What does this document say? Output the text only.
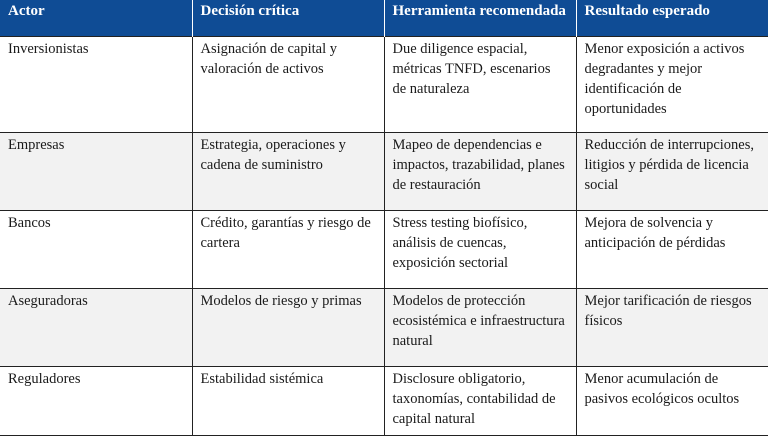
Actor	Decisión crítica	Herramienta recomendada	Resultado esperado
Inversionistas	Asignación de capital y valoración de activos	Due diligence espacial, métricas TNFD, escenarios de naturaleza	Menor exposición a activos degradantes y mejor identificación de oportunidades
Empresas	Estrategia, operaciones y cadena de suministro	Mapeo de dependencias e impactos, trazabilidad, planes de restauración	Reducción de interrupciones, litigios y pérdida de licencia social
Bancos	Crédito, garantías y riesgo de cartera	Stress testing biofísico, análisis de cuencas, exposición sectorial	Mejora de solvencia y anticipación de pérdidas
Aseguradoras	Modelos de riesgo y primas	Modelos de protección ecosistémica e infraestructura natural	Mejor tarificación de riesgos físicos
Reguladores	Estabilidad sistémica	Disclosure obligatorio, taxonomías, contabilidad de capital natural	Menor acumulación de pasivos ecológicos ocultos
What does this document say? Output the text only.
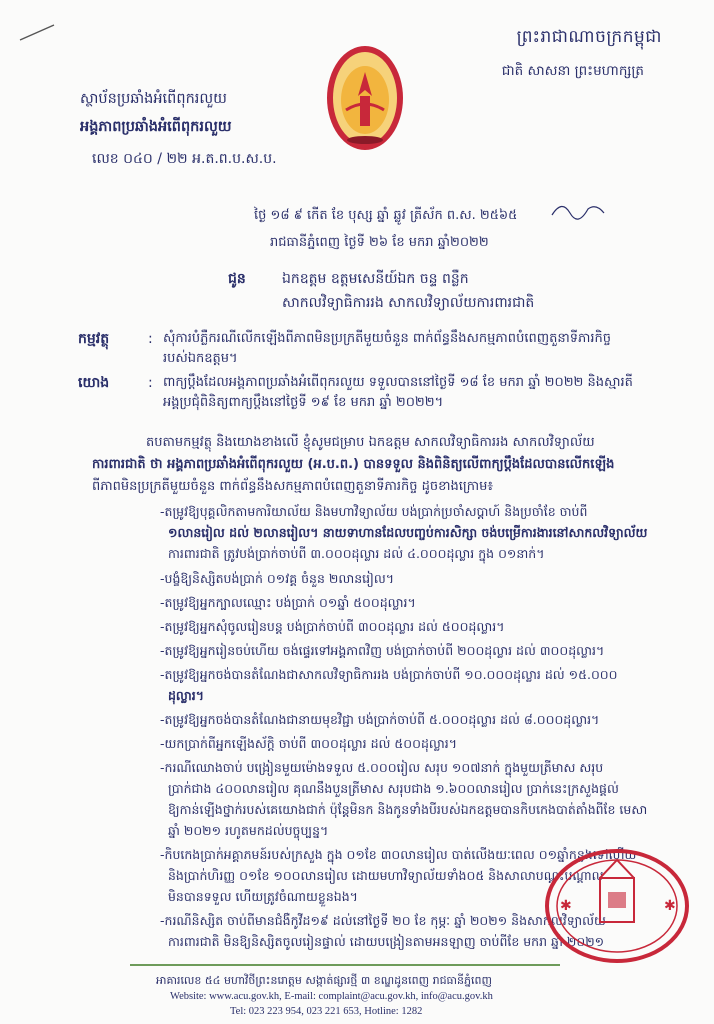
ព្រះរាជាណាចក្រកម្ពុជា
ជាតិ សាសនា ព្រះមហាក្សត្រ
ស្ថាប័នប្រឆាំងអំពើពុករលួយ
អង្គភាពប្រឆាំងអំពើពុករលួយ
លេខ ០៤០ / ២២ អ.ត.ព.ប.ស.ប.
ថ្ងៃ ១៨ ៩ កើត ខែ បុស្ស ឆ្នាំ ឆ្លូវ ត្រីស័ក ព.ស. ២៥៦៥
រាជធានីភ្នំពេញ ថ្ងៃទី ២៦ ខែ មករា ឆ្នាំ២០២២
ជូន	ឯកឧត្តម ឧត្តមសេនីយ៍ឯក ចន្ទ ពន្លឺក
សាកលវិទ្យាធិការរង សាកលវិទ្យាល័យការពារជាតិ
កម្មវត្ថុ	: សុំការបំភ្លឺករណីលើកឡើងពីភាពមិនប្រក្រតីមួយចំនួន ពាក់ព័ន្ធនឹងសកម្មភាពបំពេញតួនាទីភារកិច្ច
របស់ឯកឧត្តម។
យោង	: ពាក្យប្តឹងដែលអង្គភាពប្រឆាំងអំពើពុករលួយ ទទួលបាននៅថ្ងៃទី ១៨ ខែ មករា ឆ្នាំ ២០២២ និងស្មារតី
អង្គប្រជុំពិនិត្យពាក្យប្តឹងនៅថ្ងៃទី ១៩ ខែ មករា ឆ្នាំ ២០២២។
តបតាមកម្មវត្ថុ និងយោងខាងលើ ខ្ញុំសូមជម្រាប ឯកឧត្តម សាកលវិទ្យាធិការរង សាកលវិទ្យាល័យ
ការពារជាតិ ថា អង្គភាពប្រឆាំងអំពើពុករលួយ (អ.ប.ព.) បានទទួល និងពិនិត្យលើពាក្យប្តឹងដែលបានលើកឡើង
ពីភាពមិនប្រក្រតីមួយចំនួន ពាក់ព័ន្ធនឹងសកម្មភាពបំពេញតួនាទីភារកិច្ច ដូចខាងក្រោម៖
-តម្រូវឱ្យបុគ្គលិកតាមការិយាល័យ និងមហាវិទ្យាល័យ បង់ប្រាក់ប្រចាំសប្តាហ៍ និងប្រចាំខែ ចាប់ពី
១លានរៀល ដល់ ២លានរៀល។ នាយទាហានដែលបញ្ចប់ការសិក្សា ចង់បម្រើការងារនៅសាកលវិទ្យាល័យ
ការពារជាតិ ត្រូវបង់ប្រាក់ចាប់ពី ៣.០០០ដុល្លារ ដល់ ៤.០០០ដុល្លារ ក្នុង ០១នាក់។
-បង្ខំឱ្យនិស្សិតបង់ប្រាក់ ០១វគ្គ ចំនួន ២លានរៀល។
-តម្រូវឱ្យអ្នកក្បាលឈ្មោះ បង់ប្រាក់ ០១ឆ្នាំ ៥០០ដុល្លារ។
-តម្រូវឱ្យអ្នកសុំចូលរៀនបន្ត បង់ប្រាក់ចាប់ពី ៣០០ដុល្លារ ដល់ ៥០០ដុល្លារ។
-តម្រូវឱ្យអ្នករៀនចប់ហើយ ចង់ផ្ទេរទៅអង្គភាពវិញ បង់ប្រាក់ចាប់ពី ២០០ដុល្លារ ដល់ ៣០០ដុល្លារ។
-តម្រូវឱ្យអ្នកចង់បានតំណែងជាសាកលវិទ្យាធិការរង បង់ប្រាក់ចាប់ពី ១០.០០០ដុល្លារ ដល់ ១៥.០០០
ដុល្លារ។
-តម្រូវឱ្យអ្នកចង់បានតំណែងជានាយមុខវិជ្ជា បង់ប្រាក់ចាប់ពី ៥.០០០ដុល្លារ ដល់ ៨.០០០ដុល្លារ។
-យកប្រាក់ពីអ្នកឡើងស័ក្តិ ចាប់ពី ៣០០ដុល្លារ ដល់ ៥០០ដុល្លារ។
-ករណីឈោងចាប់ បង្រៀនមួយម៉ោងទទួល ៥.០០០រៀល សរុប ១០៧នាក់ ក្នុងមួយត្រីមាស សរុប
ប្រាក់ជាង ៤០០លានរៀល គុណនឹងបួនត្រីមាស សរុបជាង ១.៦០០លានរៀល ប្រាក់នេះក្រសួងផ្តល់
ឱ្យកាន់ឡើងថ្នាក់របស់គេយោងជាក់ ប៉ុន្តែមិនក និងកូនទាំងបីរបស់ឯកឧត្តមបានកិបកេងបាត់តាំងពីខែ មេសា
ឆ្នាំ ២០២១ រហូតមកដល់បច្ចុប្បន្ន។
-កិបកេងប្រាក់អគ្គាភមន៍របស់ក្រសួង ក្នុង ០១ខែ ៣០លានរៀល បាត់លើងយៈពេល ០១ឆ្នាំកន្លងទៅហើយ
និងប្រាក់ហិរញ្ញ ០១ខែ ១០០លានរៀល ដោយមហាវិទ្យាល័យទាំង០៥ និងសាលាបណ្តុះបណ្តាល
មិនបានទទួល ហើយត្រូវចំណាយខ្លួនឯង។
-ករណីនិស្សិត ចាប់ពីមានជំងឺកូវីដ១៩ ដល់នៅថ្ងៃទី ២០ ខែ កុម្ភៈ ឆ្នាំ ២០២១ និងសាកលវិទ្យាល័យ
ការពារជាតិ មិនឱ្យនិស្សិតចូលរៀនផ្ទាល់ ដោយបង្រៀនតាមអនឡាញ ចាប់ពីខែ មករា ឆ្នាំ ២០២១
✱	✱
អាគារលេខ ៥៤ មហាវិថីព្រះនរោត្តម សង្កាត់ផ្សារថ្មី ៣ ខណ្ឌដូនពេញ រាជធានីភ្នំពេញ
Website: www.acu.gov.kh, E-mail: complaint@acu.gov.kh, info@acu.gov.kh
Tel: 023 223 954, 023 221 653, Hotline: 1282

------------

Exercise prompt - Which lines in the records above contain the string "ងសកម"? Copy each one.

Exercise result -
កម្មវត្ថុ	: សុំការបំភ្លឺករណីលើកឡើងពីភាពមិនប្រក្រតីមួយចំនួន ពាក់ព័ន្ធនឹងសកម្មភាពបំពេញតួនាទីភារកិច្ច
ពីភាពមិនប្រក្រតីមួយចំនួន ពាក់ព័ន្ធនឹងសកម្មភាពបំពេញតួនាទីភារកិច្ច ដូចខាងក្រោម៖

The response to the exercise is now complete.